— START —

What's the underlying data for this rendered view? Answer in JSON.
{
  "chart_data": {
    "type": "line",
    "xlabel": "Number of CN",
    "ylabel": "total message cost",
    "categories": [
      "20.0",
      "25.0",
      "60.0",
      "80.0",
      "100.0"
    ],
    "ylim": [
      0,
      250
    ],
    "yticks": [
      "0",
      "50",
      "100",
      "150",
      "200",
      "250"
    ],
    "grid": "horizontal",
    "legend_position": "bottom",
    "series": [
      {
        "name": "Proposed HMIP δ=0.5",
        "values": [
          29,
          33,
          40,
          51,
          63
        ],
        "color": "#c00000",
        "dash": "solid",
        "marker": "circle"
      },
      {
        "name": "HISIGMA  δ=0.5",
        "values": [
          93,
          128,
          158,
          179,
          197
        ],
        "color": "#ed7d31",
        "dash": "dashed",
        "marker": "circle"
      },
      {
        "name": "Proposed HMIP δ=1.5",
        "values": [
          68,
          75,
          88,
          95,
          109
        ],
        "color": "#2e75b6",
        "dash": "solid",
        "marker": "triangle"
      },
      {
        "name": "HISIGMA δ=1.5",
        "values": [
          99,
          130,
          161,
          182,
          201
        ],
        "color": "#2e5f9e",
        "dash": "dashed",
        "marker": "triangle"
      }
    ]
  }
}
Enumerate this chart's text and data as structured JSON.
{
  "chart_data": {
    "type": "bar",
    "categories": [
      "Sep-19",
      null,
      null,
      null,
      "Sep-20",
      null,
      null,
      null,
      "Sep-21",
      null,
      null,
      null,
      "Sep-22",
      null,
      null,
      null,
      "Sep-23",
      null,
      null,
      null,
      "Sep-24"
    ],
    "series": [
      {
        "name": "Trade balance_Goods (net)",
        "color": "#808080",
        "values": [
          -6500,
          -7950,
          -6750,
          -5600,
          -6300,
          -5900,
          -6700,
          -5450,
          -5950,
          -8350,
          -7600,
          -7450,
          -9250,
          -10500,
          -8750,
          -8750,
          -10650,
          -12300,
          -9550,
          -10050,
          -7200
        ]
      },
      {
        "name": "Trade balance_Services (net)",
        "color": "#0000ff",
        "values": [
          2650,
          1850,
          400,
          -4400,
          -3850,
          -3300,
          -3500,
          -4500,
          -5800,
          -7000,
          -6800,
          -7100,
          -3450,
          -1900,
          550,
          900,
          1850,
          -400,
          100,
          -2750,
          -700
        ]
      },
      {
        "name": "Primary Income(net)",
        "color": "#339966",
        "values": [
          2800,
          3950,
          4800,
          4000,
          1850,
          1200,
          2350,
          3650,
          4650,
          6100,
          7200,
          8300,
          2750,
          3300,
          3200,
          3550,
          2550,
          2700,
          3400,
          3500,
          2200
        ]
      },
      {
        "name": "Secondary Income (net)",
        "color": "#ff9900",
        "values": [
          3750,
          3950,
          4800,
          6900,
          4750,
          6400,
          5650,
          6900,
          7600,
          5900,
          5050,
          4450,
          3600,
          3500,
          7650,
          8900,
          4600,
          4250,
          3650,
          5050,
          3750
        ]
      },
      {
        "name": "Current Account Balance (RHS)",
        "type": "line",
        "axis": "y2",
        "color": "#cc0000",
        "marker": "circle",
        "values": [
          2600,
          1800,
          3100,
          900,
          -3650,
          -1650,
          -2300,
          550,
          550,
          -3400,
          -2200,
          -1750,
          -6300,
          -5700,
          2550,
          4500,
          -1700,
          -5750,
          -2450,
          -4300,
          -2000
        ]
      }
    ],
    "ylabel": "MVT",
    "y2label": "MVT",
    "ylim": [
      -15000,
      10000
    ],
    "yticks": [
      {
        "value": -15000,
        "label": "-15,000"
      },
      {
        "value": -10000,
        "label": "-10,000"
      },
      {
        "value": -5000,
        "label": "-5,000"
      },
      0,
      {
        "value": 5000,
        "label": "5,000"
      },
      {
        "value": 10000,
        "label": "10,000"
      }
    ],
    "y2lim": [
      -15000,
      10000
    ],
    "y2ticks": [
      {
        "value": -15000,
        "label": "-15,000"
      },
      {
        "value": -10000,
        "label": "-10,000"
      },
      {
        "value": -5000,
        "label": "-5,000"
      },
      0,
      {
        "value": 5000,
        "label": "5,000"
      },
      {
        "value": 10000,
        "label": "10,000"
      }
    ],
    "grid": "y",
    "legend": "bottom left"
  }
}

— END —

_Your goal_
From the listing above, pick out each line where the word "bottom" appears.

_Exercise answer_
    "legend_position": "bottom",
    "legend": "bottom left"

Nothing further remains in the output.